* WHAT NEEDS TO BE DONE: Take every line that has the string "SocketClient" and copy it out.

━━ ROWS ━━

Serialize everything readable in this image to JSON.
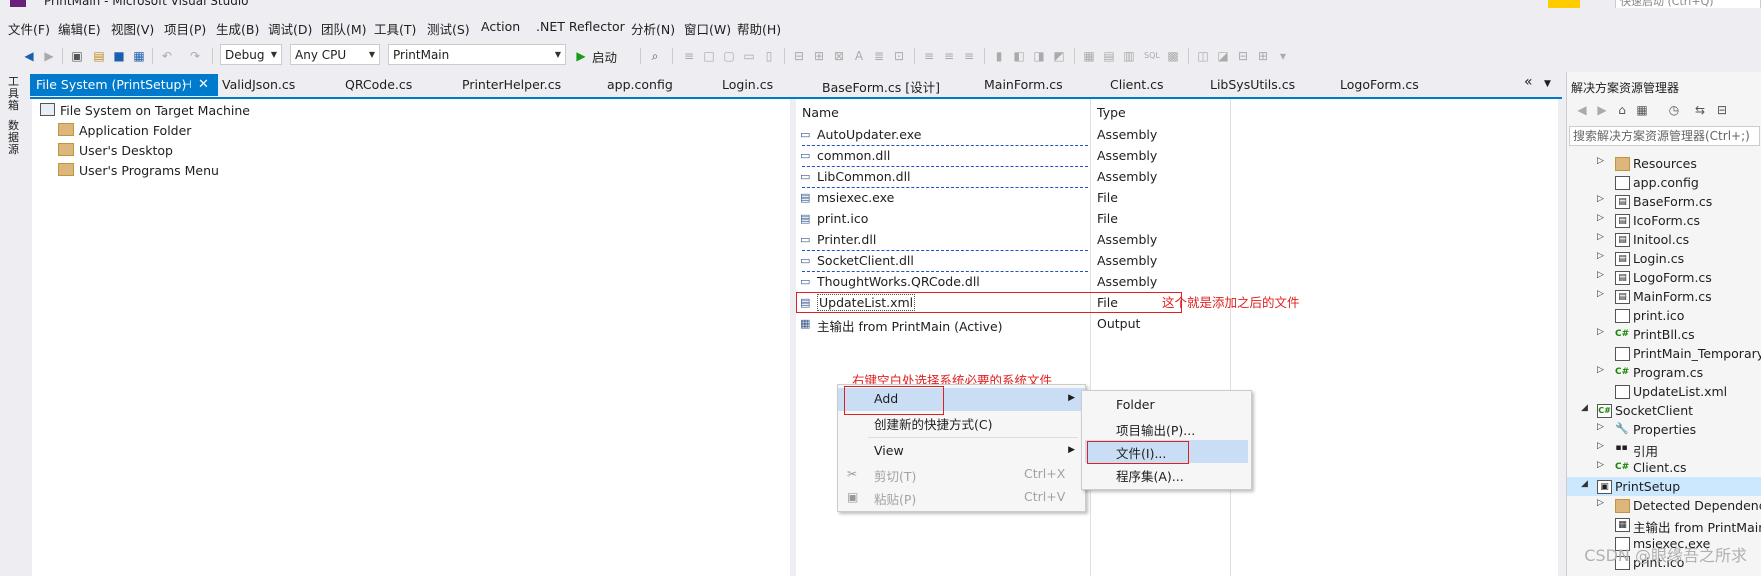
{
  "window": {
    "title": "PrintMain - Microsoft Visual Studio",
    "quick_launch": "快速启动 (Ctrl+Q)"
  },
  "menubar": {
    "items": [
      "文件(F)",
      "编辑(E)",
      "视图(V)",
      "项目(P)",
      "生成(B)",
      "调试(D)",
      "团队(M)",
      "工具(T)",
      "测试(S)",
      "Action",
      ".NET Reflector",
      "分析(N)",
      "窗口(W)",
      "帮助(H)"
    ]
  },
  "toolbar": {
    "config": "Debug",
    "platform": "Any CPU",
    "startup_project": "PrintMain",
    "start_label": "启动"
  },
  "left_strip": {
    "tab1": "工具箱",
    "tab2": "数据源"
  },
  "tabs": {
    "active": "File System (PrintSetup)",
    "others": [
      "ValidJson.cs",
      "QRCode.cs",
      "PrinterHelper.cs",
      "app.config",
      "Login.cs",
      "BaseForm.cs [设计]",
      "MainForm.cs",
      "Client.cs",
      "LibSysUtils.cs",
      "LogoForm.cs"
    ],
    "overflow": "«"
  },
  "filesystem_tree": {
    "root": "File System on Target Machine",
    "children": [
      "Application Folder",
      "User's Desktop",
      "User's Programs Menu"
    ]
  },
  "file_list": {
    "col_name": "Name",
    "col_type": "Type",
    "rows": [
      {
        "name": "AutoUpdater.exe",
        "type": "Assembly"
      },
      {
        "name": "common.dll",
        "type": "Assembly"
      },
      {
        "name": "LibCommon.dll",
        "type": "Assembly"
      },
      {
        "name": "msiexec.exe",
        "type": "File"
      },
      {
        "name": "print.ico",
        "type": "File"
      },
      {
        "name": "Printer.dll",
        "type": "Assembly"
      },
      {
        "name": "SocketClient.dll",
        "type": "Assembly"
      },
      {
        "name": "ThoughtWorks.QRCode.dll",
        "type": "Assembly"
      },
      {
        "name": "UpdateList.xml",
        "type": "File"
      },
      {
        "name": "主输出 from PrintMain (Active)",
        "type": "Output"
      }
    ]
  },
  "annotations": {
    "added_file_note": "这个就是添加之后的文件",
    "right_click_note": "右键空白处选择系统必要的系统文件"
  },
  "context_menu": {
    "add": "Add",
    "create_shortcut": "创建新的快捷方式(C)",
    "view": "View",
    "cut": "剪切(T)",
    "cut_shortcut": "Ctrl+X",
    "paste": "粘贴(P)",
    "paste_shortcut": "Ctrl+V"
  },
  "submenu": {
    "folder": "Folder",
    "project_output": "项目输出(P)...",
    "file": "文件(I)...",
    "assembly": "程序集(A)..."
  },
  "solution_explorer": {
    "title": "解决方案资源管理器",
    "search_placeholder": "搜索解决方案资源管理器(Ctrl+;)",
    "nodes": [
      {
        "label": "Resources",
        "icon": "folder"
      },
      {
        "label": "app.config",
        "icon": "file"
      },
      {
        "label": "BaseForm.cs",
        "icon": "form"
      },
      {
        "label": "IcoForm.cs",
        "icon": "form"
      },
      {
        "label": "Initool.cs",
        "icon": "form"
      },
      {
        "label": "Login.cs",
        "icon": "form"
      },
      {
        "label": "LogoForm.cs",
        "icon": "form"
      },
      {
        "label": "MainForm.cs",
        "icon": "form"
      },
      {
        "label": "print.ico",
        "icon": "file"
      },
      {
        "label": "PrintBll.cs",
        "icon": "cs"
      },
      {
        "label": "PrintMain_TemporaryK",
        "icon": "file"
      },
      {
        "label": "Program.cs",
        "icon": "cs"
      },
      {
        "label": "UpdateList.xml",
        "icon": "file"
      },
      {
        "label": "SocketClient",
        "icon": "csproj"
      },
      {
        "label": "Properties",
        "icon": "wrench"
      },
      {
        "label": "引用",
        "icon": "ref"
      },
      {
        "label": "Client.cs",
        "icon": "cs"
      },
      {
        "label": "PrintSetup",
        "icon": "setup"
      },
      {
        "label": "Detected Dependencie",
        "icon": "folder"
      },
      {
        "label": "主输出 from PrintMain",
        "icon": "output"
      },
      {
        "label": "msiexec.exe",
        "icon": "file"
      },
      {
        "label": "print.ico",
        "icon": "file"
      }
    ]
  },
  "watermark": "CSDN @眼缘吾之所求",
  "colors": {
    "accent": "#007acc",
    "annotation_red": "#e02020",
    "menu_highlight": "#c9def5"
  }
}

━━━

* RIGHT ANSWER:
        "name": "SocketClient.dll",
        "label": "SocketClient",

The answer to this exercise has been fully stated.